Problem requirements:
Restate the material word for word and leave out anything that is a picture.

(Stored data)
_____

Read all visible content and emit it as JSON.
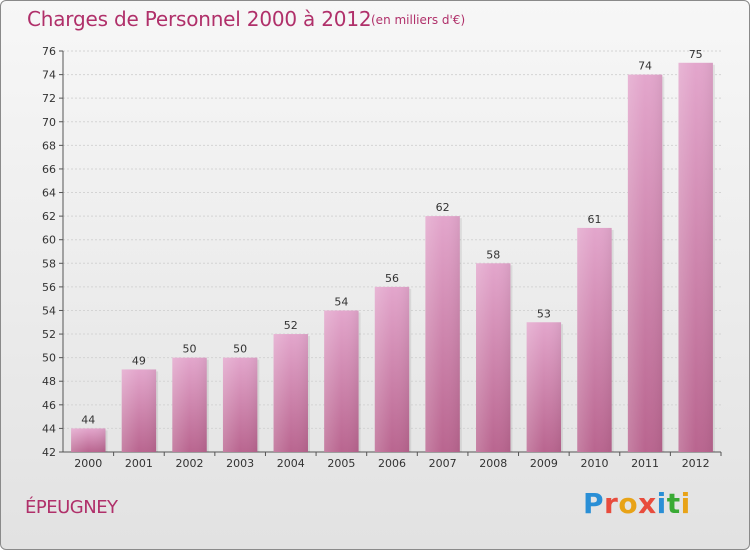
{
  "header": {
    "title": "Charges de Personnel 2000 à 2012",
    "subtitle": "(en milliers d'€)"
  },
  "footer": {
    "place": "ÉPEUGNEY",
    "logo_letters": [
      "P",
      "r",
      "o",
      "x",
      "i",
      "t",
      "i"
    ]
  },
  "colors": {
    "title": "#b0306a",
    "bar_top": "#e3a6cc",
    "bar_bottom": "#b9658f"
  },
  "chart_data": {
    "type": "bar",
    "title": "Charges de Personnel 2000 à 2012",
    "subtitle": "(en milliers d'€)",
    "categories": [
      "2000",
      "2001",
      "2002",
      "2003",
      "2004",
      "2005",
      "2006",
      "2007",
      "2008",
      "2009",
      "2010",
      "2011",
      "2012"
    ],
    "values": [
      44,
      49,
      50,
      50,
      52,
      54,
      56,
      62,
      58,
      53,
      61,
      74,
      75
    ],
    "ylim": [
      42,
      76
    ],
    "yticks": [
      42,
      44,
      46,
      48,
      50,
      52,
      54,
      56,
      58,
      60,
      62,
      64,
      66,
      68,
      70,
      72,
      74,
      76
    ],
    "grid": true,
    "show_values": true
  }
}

_____

Response:
Read all visible content and emit it as JSON.
{
  "header": {
    "title": "Charges de Personnel 2000 à 2012",
    "subtitle": "(en milliers d'€)"
  },
  "footer": {
    "place": "ÉPEUGNEY",
    "logo_letters": [
      "P",
      "r",
      "o",
      "x",
      "i",
      "t",
      "i"
    ]
  },
  "colors": {
    "title": "#b0306a",
    "bar_top": "#e3a6cc",
    "bar_bottom": "#b9658f"
  },
  "chart_data": {
    "type": "bar",
    "title": "Charges de Personnel 2000 à 2012",
    "subtitle": "(en milliers d'€)",
    "categories": [
      "2000",
      "2001",
      "2002",
      "2003",
      "2004",
      "2005",
      "2006",
      "2007",
      "2008",
      "2009",
      "2010",
      "2011",
      "2012"
    ],
    "values": [
      44,
      49,
      50,
      50,
      52,
      54,
      56,
      62,
      58,
      53,
      61,
      74,
      75
    ],
    "ylim": [
      42,
      76
    ],
    "yticks": [
      42,
      44,
      46,
      48,
      50,
      52,
      54,
      56,
      58,
      60,
      62,
      64,
      66,
      68,
      70,
      72,
      74,
      76
    ],
    "grid": true,
    "show_values": true
  }
}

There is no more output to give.